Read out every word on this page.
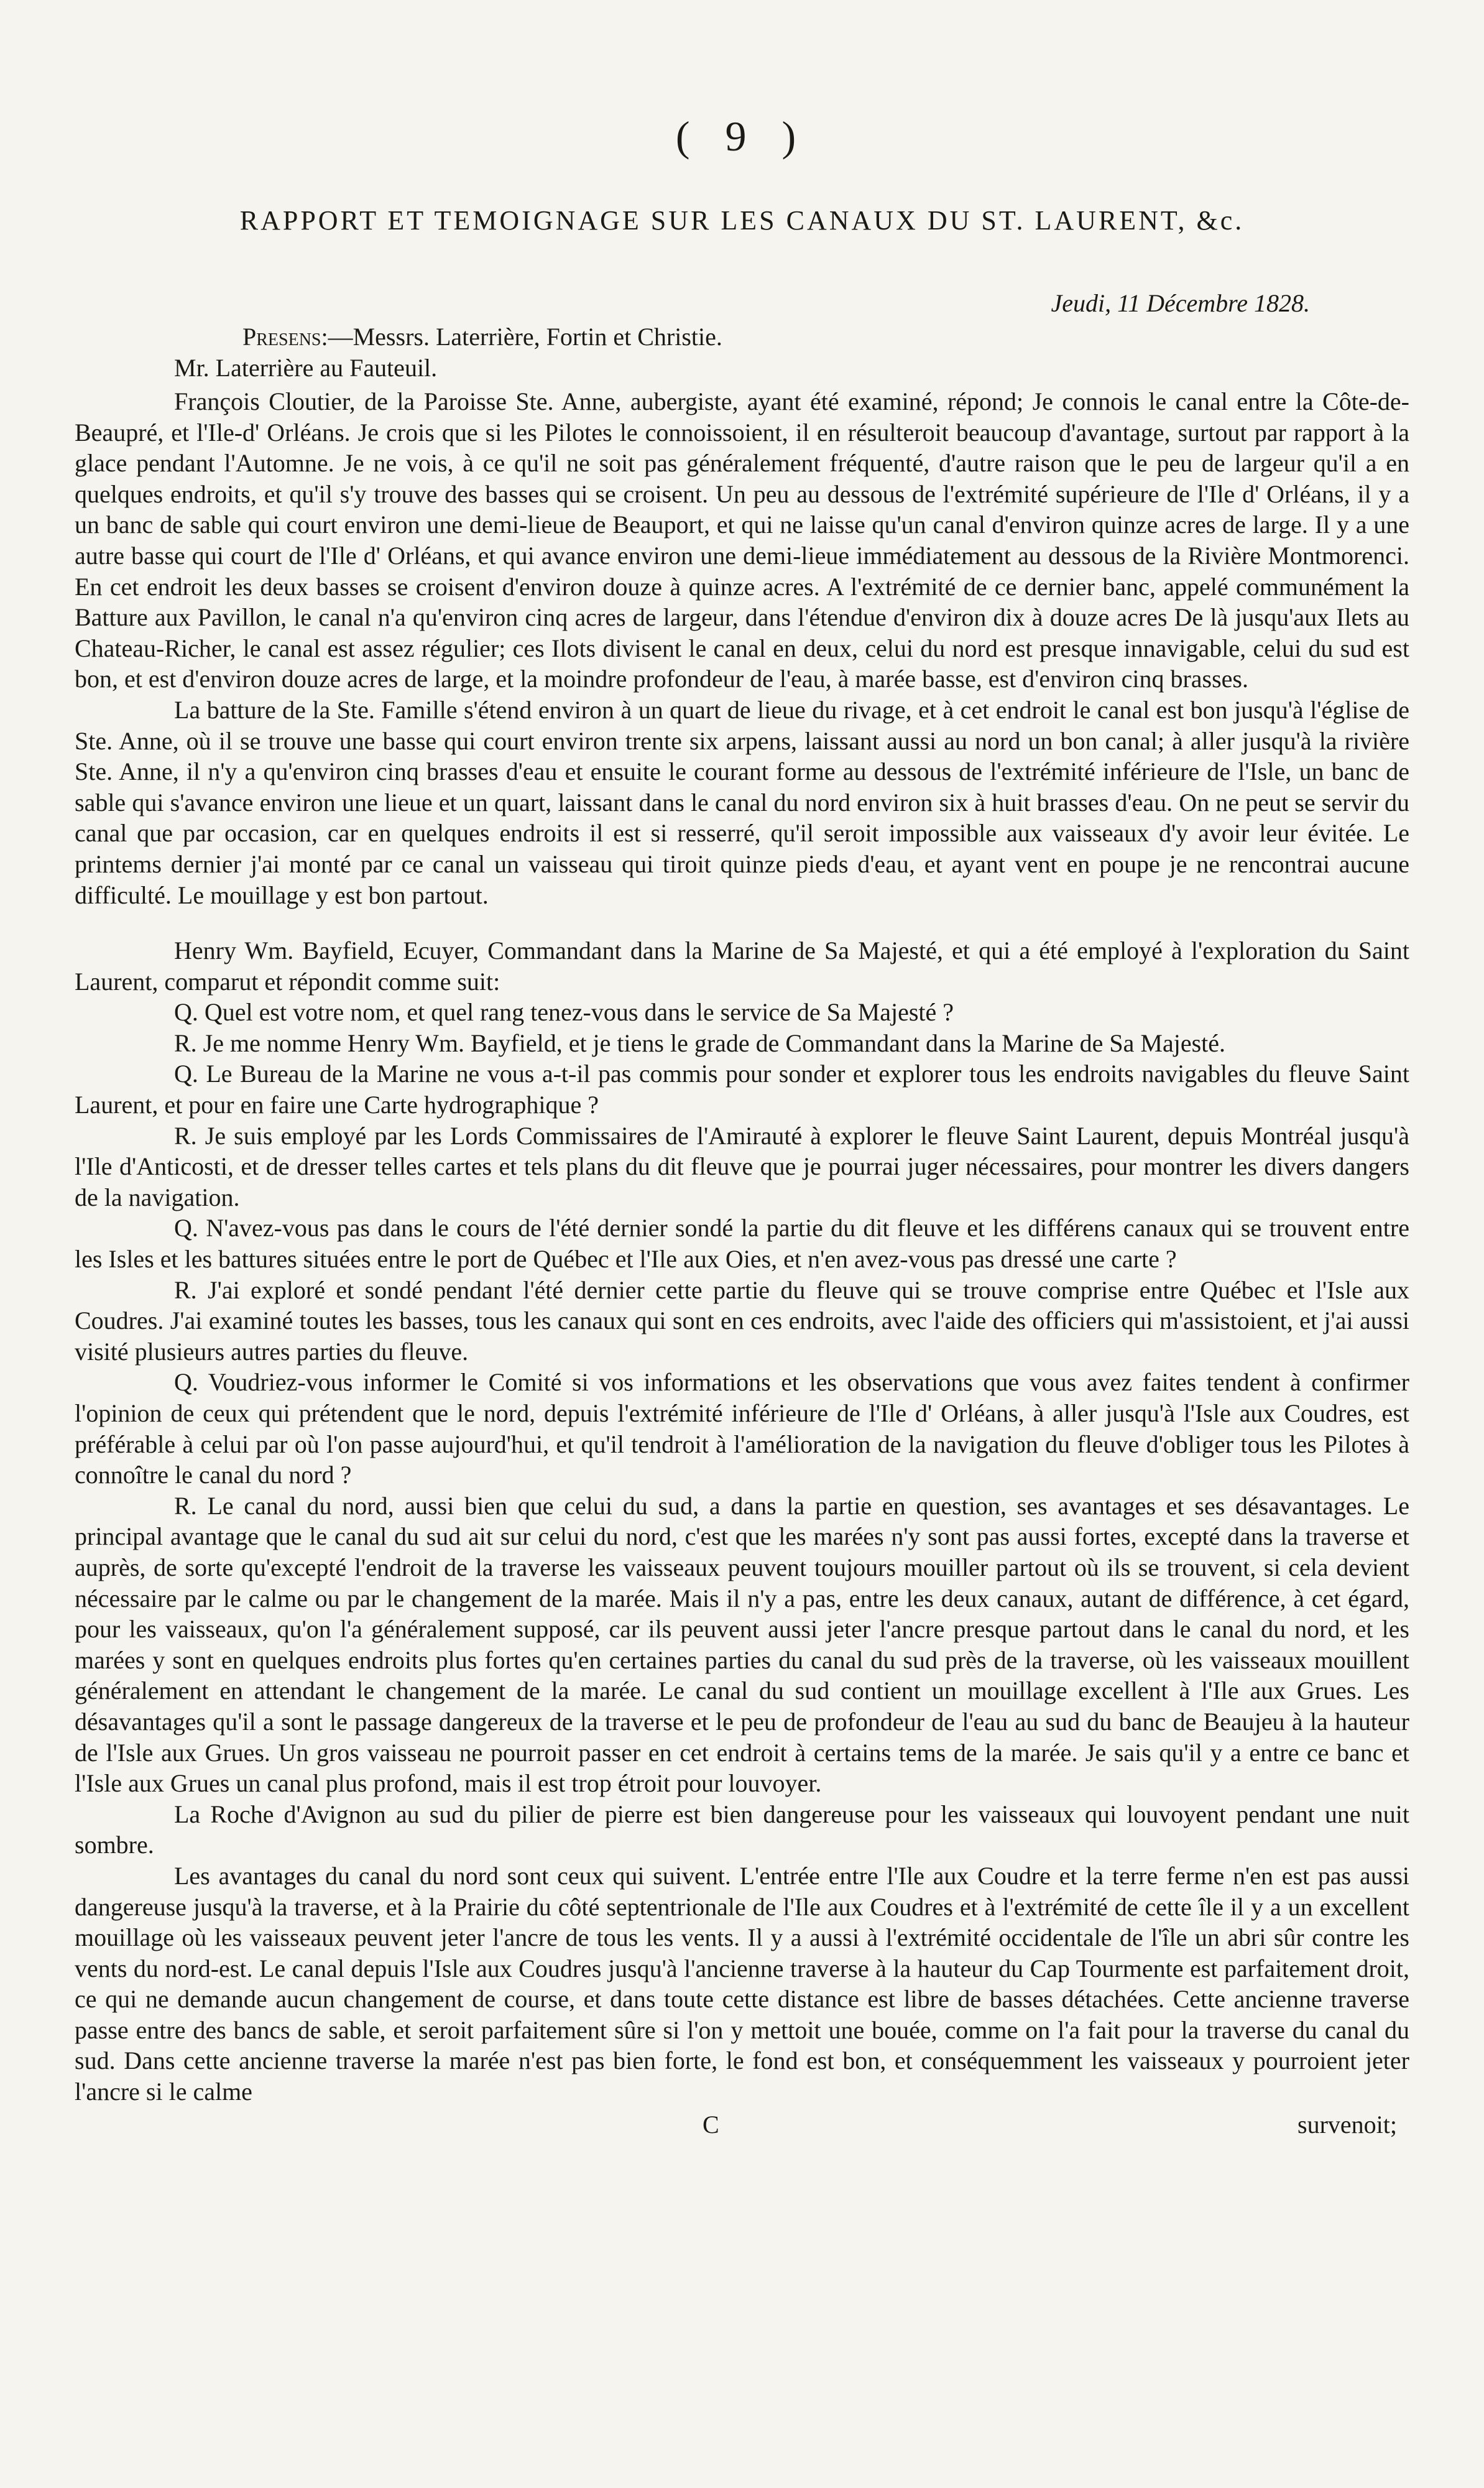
( 9 )
RAPPORT ET TEMOIGNAGE SUR LES CANAUX DU ST. LAURENT, &c.
Jeudi, 11 Décembre 1828.
Presens:—Messrs. Laterrière, Fortin et Christie.
Mr. Laterrière au Fauteuil.

François Cloutier, de la Paroisse Ste. Anne, aubergiste, ayant été examiné, répond; Je connois le canal entre la Côte-de-Beaupré, et l'Ile-d' Orléans. Je crois que si les Pilotes le connoissoient, il en résulteroit beaucoup d'avantage, surtout par rapport à la glace pendant l'Automne. Je ne vois, à ce qu'il ne soit pas généralement fréquenté, d'autre raison que le peu de largeur qu'il a en quelques endroits, et qu'il s'y trouve des basses qui se croisent. Un peu au dessous de l'extrémité supérieure de l'Ile d' Orléans, il y a un banc de sable qui court environ une demi-lieue de Beauport, et qui ne laisse qu'un canal d'environ quinze acres de large. Il y a une autre basse qui court de l'Ile d' Orléans, et qui avance environ une demi-lieue immédiatement au dessous de la Rivière Montmorenci. En cet endroit les deux basses se croisent d'environ douze à quinze acres. A l'extrémité de ce dernier banc, appelé communément la Batture aux Pavillon, le canal n'a qu'environ cinq acres de largeur, dans l'étendue d'environ dix à douze acres De là jusqu'aux Ilets au Chateau-Richer, le canal est assez régulier; ces Ilots divisent le canal en deux, celui du nord est presque innavigable, celui du sud est bon, et est d'environ douze acres de large, et la moindre profondeur de l'eau, à marée basse, est d'environ cinq brasses.

La batture de la Ste. Famille s'étend environ à un quart de lieue du rivage, et à cet endroit le canal est bon jusqu'à l'église de Ste. Anne, où il se trouve une basse qui court environ trente six arpens, laissant aussi au nord un bon canal; à aller jusqu'à la rivière Ste. Anne, il n'y a qu'environ cinq brasses d'eau et ensuite le courant forme au dessous de l'extrémité inférieure de l'Isle, un banc de sable qui s'avance environ une lieue et un quart, laissant dans le canal du nord environ six à huit brasses d'eau. On ne peut se servir du canal que par occasion, car en quelques endroits il est si resserré, qu'il seroit impossible aux vaisseaux d'y avoir leur évitée. Le printems dernier j'ai monté par ce canal un vaisseau qui tiroit quinze pieds d'eau, et ayant vent en poupe je ne rencontrai aucune difficulté. Le mouillage y est bon partout.

Henry Wm. Bayfield, Ecuyer, Commandant dans la Marine de Sa Majesté, et qui a été employé à l'exploration du Saint Laurent, comparut et répondit comme suit:

Q. Quel est votre nom, et quel rang tenez-vous dans le service de Sa Majesté ?

R. Je me nomme Henry Wm. Bayfield, et je tiens le grade de Commandant dans la Marine de Sa Majesté.

Q. Le Bureau de la Marine ne vous a-t-il pas commis pour sonder et explorer tous les endroits navigables du fleuve Saint Laurent, et pour en faire une Carte hydrographique ?

R. Je suis employé par les Lords Commissaires de l'Amirauté à explorer le fleuve Saint Laurent, depuis Montréal jusqu'à l'Ile d'Anticosti, et de dresser telles cartes et tels plans du dit fleuve que je pourrai juger nécessaires, pour montrer les divers dangers de la navigation.

Q. N'avez-vous pas dans le cours de l'été dernier sondé la partie du dit fleuve et les différens canaux qui se trouvent entre les Isles et les battures situées entre le port de Québec et l'Ile aux Oies, et n'en avez-vous pas dressé une carte ?

R. J'ai exploré et sondé pendant l'été dernier cette partie du fleuve qui se trouve comprise entre Québec et l'Isle aux Coudres. J'ai examiné toutes les basses, tous les canaux qui sont en ces endroits, avec l'aide des officiers qui m'assistoient, et j'ai aussi visité plusieurs autres parties du fleuve.

Q. Voudriez-vous informer le Comité si vos informations et les observations que vous avez faites tendent à confirmer l'opinion de ceux qui prétendent que le nord, depuis l'extrémité inférieure de l'Ile d' Orléans, à aller jusqu'à l'Isle aux Coudres, est préférable à celui par où l'on passe aujourd'hui, et qu'il tendroit à l'amélioration de la navigation du fleuve d'obliger tous les Pilotes à connoître le canal du nord ?

R. Le canal du nord, aussi bien que celui du sud, a dans la partie en question, ses avantages et ses désavantages. Le principal avantage que le canal du sud ait sur celui du nord, c'est que les marées n'y sont pas aussi fortes, excepté dans la traverse et auprès, de sorte qu'excepté l'endroit de la traverse les vaisseaux peuvent toujours mouiller partout où ils se trouvent, si cela devient nécessaire par le calme ou par le changement de la marée. Mais il n'y a pas, entre les deux canaux, autant de différence, à cet égard, pour les vaisseaux, qu'on l'a généralement supposé, car ils peuvent aussi jeter l'ancre presque partout dans le canal du nord, et les marées y sont en quelques endroits plus fortes qu'en certaines parties du canal du sud près de la traverse, où les vaisseaux mouillent généralement en attendant le changement de la marée. Le canal du sud contient un mouillage excellent à l'Ile aux Grues. Les désavantages qu'il a sont le passage dangereux de la traverse et le peu de profondeur de l'eau au sud du banc de Beaujeu à la hauteur de l'Isle aux Grues. Un gros vaisseau ne pourroit passer en cet endroit à certains tems de la marée. Je sais qu'il y a entre ce banc et l'Isle aux Grues un canal plus profond, mais il est trop étroit pour louvoyer.

La Roche d'Avignon au sud du pilier de pierre est bien dangereuse pour les vaisseaux qui louvoyent pendant une nuit sombre.

Les avantages du canal du nord sont ceux qui suivent. L'entrée entre l'Ile aux Coudre et la terre ferme n'en est pas aussi dangereuse jusqu'à la traverse, et à la Prairie du côté septentrionale de l'Ile aux Coudres et à l'extrémité de cette île il y a un excellent mouillage où les vaisseaux peuvent jeter l'ancre de tous les vents. Il y a aussi à l'extrémité occidentale de l'île un abri sûr contre les vents du nord-est. Le canal depuis l'Isle aux Coudres jusqu'à l'ancienne traverse à la hauteur du Cap Tourmente est parfaitement droit, ce qui ne demande aucun changement de course, et dans toute cette distance est libre de basses détachées. Cette ancienne traverse passe entre des bancs de sable, et seroit parfaitement sûre si l'on y mettoit une bouée, comme on l'a fait pour la traverse du canal du sud. Dans cette ancienne traverse la marée n'est pas bien forte, le fond est bon, et conséquemment les vaisseaux y pourroient jeter l'ancre si le calme

C	survenoit;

========

GOAL => Transcribe the records above exactly as they appear, leaving out any pictures.

ANSWER TO THE PROBLEM =>
Read out every word on this page.
( 9 )
RAPPORT ET TEMOIGNAGE SUR LES CANAUX DU ST. LAURENT, &c.
Jeudi, 11 Décembre 1828.
Presens:—Messrs. Laterrière, Fortin et Christie.
Mr. Laterrière au Fauteuil.

François Cloutier, de la Paroisse Ste. Anne, aubergiste, ayant été examiné, répond; Je connois le canal entre la Côte-de-Beaupré, et l'Ile-d' Orléans. Je crois que si les Pilotes le connoissoient, il en résulteroit beaucoup d'avantage, surtout par rapport à la glace pendant l'Automne. Je ne vois, à ce qu'il ne soit pas généralement fréquenté, d'autre raison que le peu de largeur qu'il a en quelques endroits, et qu'il s'y trouve des basses qui se croisent. Un peu au dessous de l'extrémité supérieure de l'Ile d' Orléans, il y a un banc de sable qui court environ une demi-lieue de Beauport, et qui ne laisse qu'un canal d'environ quinze acres de large. Il y a une autre basse qui court de l'Ile d' Orléans, et qui avance environ une demi-lieue immédiatement au dessous de la Rivière Montmorenci. En cet endroit les deux basses se croisent d'environ douze à quinze acres. A l'extrémité de ce dernier banc, appelé communément la Batture aux Pavillon, le canal n'a qu'environ cinq acres de largeur, dans l'étendue d'environ dix à douze acres De là jusqu'aux Ilets au Chateau-Richer, le canal est assez régulier; ces Ilots divisent le canal en deux, celui du nord est presque innavigable, celui du sud est bon, et est d'environ douze acres de large, et la moindre profondeur de l'eau, à marée basse, est d'environ cinq brasses.

La batture de la Ste. Famille s'étend environ à un quart de lieue du rivage, et à cet endroit le canal est bon jusqu'à l'église de Ste. Anne, où il se trouve une basse qui court environ trente six arpens, laissant aussi au nord un bon canal; à aller jusqu'à la rivière Ste. Anne, il n'y a qu'environ cinq brasses d'eau et ensuite le courant forme au dessous de l'extrémité inférieure de l'Isle, un banc de sable qui s'avance environ une lieue et un quart, laissant dans le canal du nord environ six à huit brasses d'eau. On ne peut se servir du canal que par occasion, car en quelques endroits il est si resserré, qu'il seroit impossible aux vaisseaux d'y avoir leur évitée. Le printems dernier j'ai monté par ce canal un vaisseau qui tiroit quinze pieds d'eau, et ayant vent en poupe je ne rencontrai aucune difficulté. Le mouillage y est bon partout.

Henry Wm. Bayfield, Ecuyer, Commandant dans la Marine de Sa Majesté, et qui a été employé à l'exploration du Saint Laurent, comparut et répondit comme suit:

Q. Quel est votre nom, et quel rang tenez-vous dans le service de Sa Majesté ?

R. Je me nomme Henry Wm. Bayfield, et je tiens le grade de Commandant dans la Marine de Sa Majesté.

Q. Le Bureau de la Marine ne vous a-t-il pas commis pour sonder et explorer tous les endroits navigables du fleuve Saint Laurent, et pour en faire une Carte hydrographique ?

R. Je suis employé par les Lords Commissaires de l'Amirauté à explorer le fleuve Saint Laurent, depuis Montréal jusqu'à l'Ile d'Anticosti, et de dresser telles cartes et tels plans du dit fleuve que je pourrai juger nécessaires, pour montrer les divers dangers de la navigation.

Q. N'avez-vous pas dans le cours de l'été dernier sondé la partie du dit fleuve et les différens canaux qui se trouvent entre les Isles et les battures situées entre le port de Québec et l'Ile aux Oies, et n'en avez-vous pas dressé une carte ?

R. J'ai exploré et sondé pendant l'été dernier cette partie du fleuve qui se trouve comprise entre Québec et l'Isle aux Coudres. J'ai examiné toutes les basses, tous les canaux qui sont en ces endroits, avec l'aide des officiers qui m'assistoient, et j'ai aussi visité plusieurs autres parties du fleuve.

Q. Voudriez-vous informer le Comité si vos informations et les observations que vous avez faites tendent à confirmer l'opinion de ceux qui prétendent que le nord, depuis l'extrémité inférieure de l'Ile d' Orléans, à aller jusqu'à l'Isle aux Coudres, est préférable à celui par où l'on passe aujourd'hui, et qu'il tendroit à l'amélioration de la navigation du fleuve d'obliger tous les Pilotes à connoître le canal du nord ?

R. Le canal du nord, aussi bien que celui du sud, a dans la partie en question, ses avantages et ses désavantages. Le principal avantage que le canal du sud ait sur celui du nord, c'est que les marées n'y sont pas aussi fortes, excepté dans la traverse et auprès, de sorte qu'excepté l'endroit de la traverse les vaisseaux peuvent toujours mouiller partout où ils se trouvent, si cela devient nécessaire par le calme ou par le changement de la marée. Mais il n'y a pas, entre les deux canaux, autant de différence, à cet égard, pour les vaisseaux, qu'on l'a généralement supposé, car ils peuvent aussi jeter l'ancre presque partout dans le canal du nord, et les marées y sont en quelques endroits plus fortes qu'en certaines parties du canal du sud près de la traverse, où les vaisseaux mouillent généralement en attendant le changement de la marée. Le canal du sud contient un mouillage excellent à l'Ile aux Grues. Les désavantages qu'il a sont le passage dangereux de la traverse et le peu de profondeur de l'eau au sud du banc de Beaujeu à la hauteur de l'Isle aux Grues. Un gros vaisseau ne pourroit passer en cet endroit à certains tems de la marée. Je sais qu'il y a entre ce banc et l'Isle aux Grues un canal plus profond, mais il est trop étroit pour louvoyer.

La Roche d'Avignon au sud du pilier de pierre est bien dangereuse pour les vaisseaux qui louvoyent pendant une nuit sombre.

Les avantages du canal du nord sont ceux qui suivent. L'entrée entre l'Ile aux Coudre et la terre ferme n'en est pas aussi dangereuse jusqu'à la traverse, et à la Prairie du côté septentrionale de l'Ile aux Coudres et à l'extrémité de cette île il y a un excellent mouillage où les vaisseaux peuvent jeter l'ancre de tous les vents. Il y a aussi à l'extrémité occidentale de l'île un abri sûr contre les vents du nord-est. Le canal depuis l'Isle aux Coudres jusqu'à l'ancienne traverse à la hauteur du Cap Tourmente est parfaitement droit, ce qui ne demande aucun changement de course, et dans toute cette distance est libre de basses détachées. Cette ancienne traverse passe entre des bancs de sable, et seroit parfaitement sûre si l'on y mettoit une bouée, comme on l'a fait pour la traverse du canal du sud. Dans cette ancienne traverse la marée n'est pas bien forte, le fond est bon, et conséquemment les vaisseaux y pourroient jeter l'ancre si le calme

C	survenoit;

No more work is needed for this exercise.